■ What the task asks
Search the records below for the word "skim". Copy each line where it occurs.

Segment Start: Data for this task

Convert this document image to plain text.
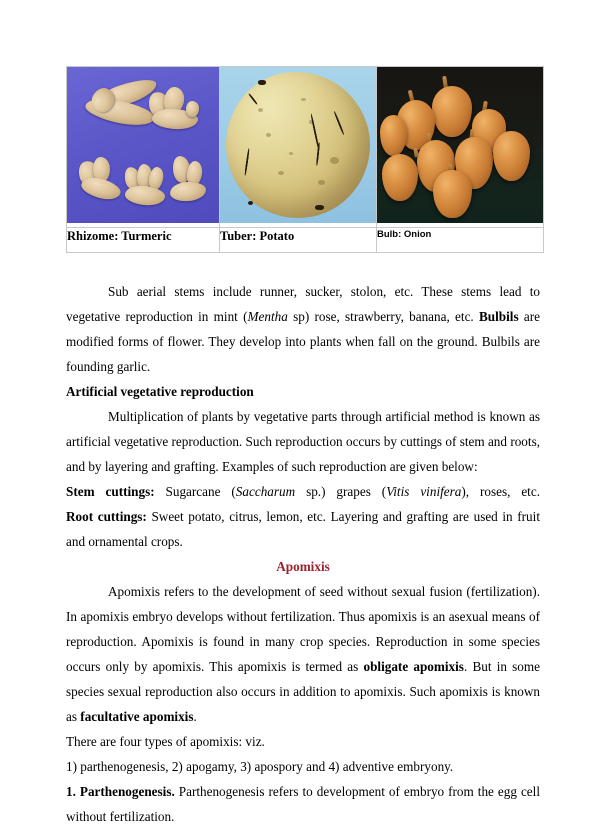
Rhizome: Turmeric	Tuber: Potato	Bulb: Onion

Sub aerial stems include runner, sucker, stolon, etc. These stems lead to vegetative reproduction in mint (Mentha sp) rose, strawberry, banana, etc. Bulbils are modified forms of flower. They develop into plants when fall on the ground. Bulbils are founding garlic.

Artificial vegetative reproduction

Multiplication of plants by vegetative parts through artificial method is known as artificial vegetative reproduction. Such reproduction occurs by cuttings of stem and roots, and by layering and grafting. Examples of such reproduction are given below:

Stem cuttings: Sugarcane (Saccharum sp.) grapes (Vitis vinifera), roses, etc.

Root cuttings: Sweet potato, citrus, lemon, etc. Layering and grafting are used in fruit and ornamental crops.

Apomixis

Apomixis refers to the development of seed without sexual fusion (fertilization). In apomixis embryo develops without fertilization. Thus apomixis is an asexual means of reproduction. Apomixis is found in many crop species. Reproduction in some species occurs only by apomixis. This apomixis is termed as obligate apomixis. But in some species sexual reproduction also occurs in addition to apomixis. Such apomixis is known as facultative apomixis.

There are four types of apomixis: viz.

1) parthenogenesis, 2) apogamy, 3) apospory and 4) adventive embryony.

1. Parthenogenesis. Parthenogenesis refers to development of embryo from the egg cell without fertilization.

Segment End: Data for this task
Segment Start: Data for this task

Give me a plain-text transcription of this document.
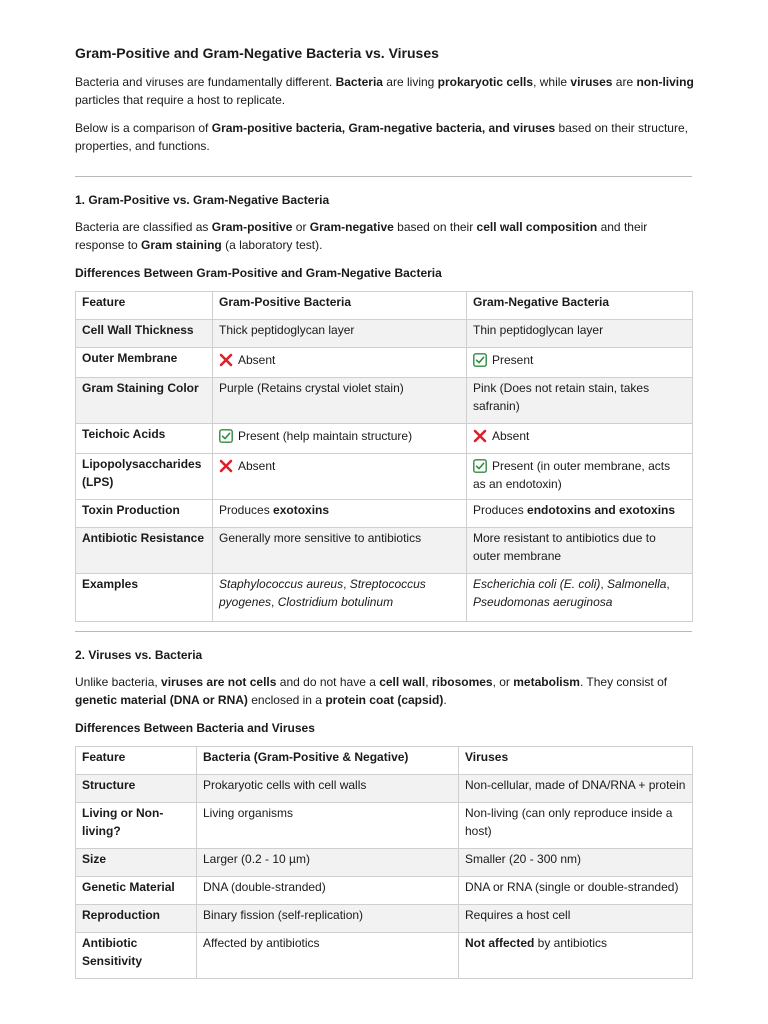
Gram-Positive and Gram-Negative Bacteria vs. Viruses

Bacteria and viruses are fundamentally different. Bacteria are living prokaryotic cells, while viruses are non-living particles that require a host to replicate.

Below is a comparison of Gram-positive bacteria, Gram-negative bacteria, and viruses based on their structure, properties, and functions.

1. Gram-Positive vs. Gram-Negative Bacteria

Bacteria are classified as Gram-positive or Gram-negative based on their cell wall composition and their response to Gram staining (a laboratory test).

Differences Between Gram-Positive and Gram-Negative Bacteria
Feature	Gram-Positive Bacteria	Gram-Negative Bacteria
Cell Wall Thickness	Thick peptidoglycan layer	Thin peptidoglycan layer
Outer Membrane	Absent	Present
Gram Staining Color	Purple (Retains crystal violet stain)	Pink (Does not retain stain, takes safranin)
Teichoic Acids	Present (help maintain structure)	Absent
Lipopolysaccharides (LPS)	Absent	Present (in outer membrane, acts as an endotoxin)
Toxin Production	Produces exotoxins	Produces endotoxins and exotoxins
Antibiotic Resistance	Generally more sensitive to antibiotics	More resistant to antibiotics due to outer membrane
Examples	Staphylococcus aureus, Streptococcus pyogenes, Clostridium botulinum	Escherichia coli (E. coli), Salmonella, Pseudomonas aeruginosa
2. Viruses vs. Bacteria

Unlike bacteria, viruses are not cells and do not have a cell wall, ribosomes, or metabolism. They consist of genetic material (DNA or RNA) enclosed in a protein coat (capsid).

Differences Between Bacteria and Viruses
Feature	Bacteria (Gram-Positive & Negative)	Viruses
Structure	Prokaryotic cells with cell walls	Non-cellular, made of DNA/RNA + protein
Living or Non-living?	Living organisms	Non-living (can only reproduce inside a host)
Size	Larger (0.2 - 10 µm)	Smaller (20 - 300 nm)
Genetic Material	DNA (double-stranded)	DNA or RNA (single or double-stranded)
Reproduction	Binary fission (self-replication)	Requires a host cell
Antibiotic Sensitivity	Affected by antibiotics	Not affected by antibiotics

Segment End: Data for this task
Segment Start: Data for this task

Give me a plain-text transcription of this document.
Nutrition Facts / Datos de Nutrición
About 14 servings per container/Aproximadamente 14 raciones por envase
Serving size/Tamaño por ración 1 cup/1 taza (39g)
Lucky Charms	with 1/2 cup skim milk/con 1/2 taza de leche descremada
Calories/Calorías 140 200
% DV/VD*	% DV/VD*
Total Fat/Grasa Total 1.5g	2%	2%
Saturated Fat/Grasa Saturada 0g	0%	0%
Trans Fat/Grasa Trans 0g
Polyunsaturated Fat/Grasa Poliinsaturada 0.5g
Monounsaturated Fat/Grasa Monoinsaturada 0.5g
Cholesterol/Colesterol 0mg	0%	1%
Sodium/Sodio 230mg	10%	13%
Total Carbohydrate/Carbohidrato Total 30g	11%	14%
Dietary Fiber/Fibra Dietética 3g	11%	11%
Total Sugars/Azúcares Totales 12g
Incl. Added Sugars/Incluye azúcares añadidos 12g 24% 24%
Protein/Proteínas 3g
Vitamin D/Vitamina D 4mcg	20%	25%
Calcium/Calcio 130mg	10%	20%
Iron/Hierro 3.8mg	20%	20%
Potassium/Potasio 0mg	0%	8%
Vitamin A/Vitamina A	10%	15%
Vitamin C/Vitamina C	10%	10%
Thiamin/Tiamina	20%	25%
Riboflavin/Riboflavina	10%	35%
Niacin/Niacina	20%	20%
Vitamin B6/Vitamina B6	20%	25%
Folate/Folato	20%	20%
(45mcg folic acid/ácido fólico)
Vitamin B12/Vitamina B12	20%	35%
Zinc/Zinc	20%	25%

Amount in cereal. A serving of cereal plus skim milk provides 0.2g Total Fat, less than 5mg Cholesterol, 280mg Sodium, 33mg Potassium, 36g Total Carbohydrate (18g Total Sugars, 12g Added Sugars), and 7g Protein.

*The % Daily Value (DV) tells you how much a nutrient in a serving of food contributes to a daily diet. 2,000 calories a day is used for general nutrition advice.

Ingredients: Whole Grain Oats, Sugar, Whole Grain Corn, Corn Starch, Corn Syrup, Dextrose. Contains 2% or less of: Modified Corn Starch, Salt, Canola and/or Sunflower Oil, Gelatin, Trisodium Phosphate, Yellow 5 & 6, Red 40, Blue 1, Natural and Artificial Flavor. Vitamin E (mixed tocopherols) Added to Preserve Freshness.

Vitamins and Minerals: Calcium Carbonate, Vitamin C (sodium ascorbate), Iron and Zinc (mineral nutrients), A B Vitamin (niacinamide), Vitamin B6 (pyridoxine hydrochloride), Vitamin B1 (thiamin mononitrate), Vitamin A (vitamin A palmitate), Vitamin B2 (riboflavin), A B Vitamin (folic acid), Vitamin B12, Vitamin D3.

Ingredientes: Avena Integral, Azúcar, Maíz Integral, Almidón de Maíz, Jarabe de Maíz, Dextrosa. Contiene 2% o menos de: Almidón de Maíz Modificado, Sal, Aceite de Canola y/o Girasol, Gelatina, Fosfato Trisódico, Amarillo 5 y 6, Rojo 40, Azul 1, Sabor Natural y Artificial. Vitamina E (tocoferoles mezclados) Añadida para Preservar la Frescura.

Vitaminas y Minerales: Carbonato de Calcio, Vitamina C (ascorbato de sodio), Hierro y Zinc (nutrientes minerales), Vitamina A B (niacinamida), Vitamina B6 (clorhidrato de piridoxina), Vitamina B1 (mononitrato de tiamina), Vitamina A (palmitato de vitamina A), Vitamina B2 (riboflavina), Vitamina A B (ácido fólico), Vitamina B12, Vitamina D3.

Segment End: Data for this task

■ Answer area
Lucky Charms	with 1/2 cup skim milk/con 1/2 taza de leche descremada
Amount in cereal. A serving of cereal plus skim milk provides 0.2g Total Fat, less than 5mg Cholesterol, 280mg Sodium, 33mg Potassium, 36g Total Carbohydrate (18g Total Sugars, 12g Added Sugars), and 7g Protein.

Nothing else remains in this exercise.